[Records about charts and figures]
━━━━━━━━━━

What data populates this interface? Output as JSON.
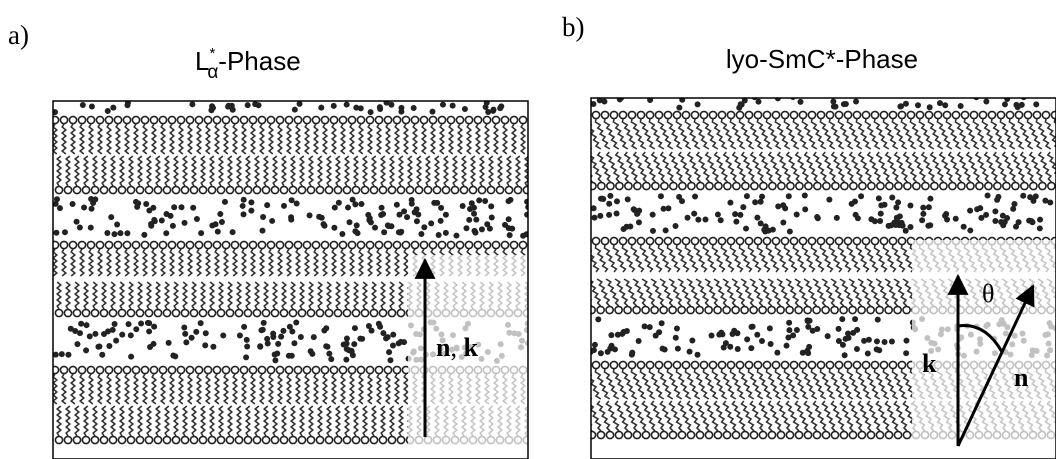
{
  "panel_a": {
    "label": "a)",
    "title": {
      "base": "L",
      "sup": "*",
      "sub": "α",
      "rest": "-Phase"
    },
    "arrow_label": {
      "n": "n",
      "sep": ", ",
      "k": "k"
    }
  },
  "panel_b": {
    "label": "b)",
    "title": "lyo-SmC*-Phase",
    "theta": "θ",
    "k": "k",
    "n": "n"
  }
}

━━━━━━━━━━

[Exercise]: Can you repeat every record above exactly, apart from the pictures?

[Full answer]:
What data populates this interface? Output as JSON.
{
  "panel_a": {
    "label": "a)",
    "title": {
      "base": "L",
      "sup": "*",
      "sub": "α",
      "rest": "-Phase"
    },
    "arrow_label": {
      "n": "n",
      "sep": ", ",
      "k": "k"
    }
  },
  "panel_b": {
    "label": "b)",
    "title": "lyo-SmC*-Phase",
    "theta": "θ",
    "k": "k",
    "n": "n"
  }
}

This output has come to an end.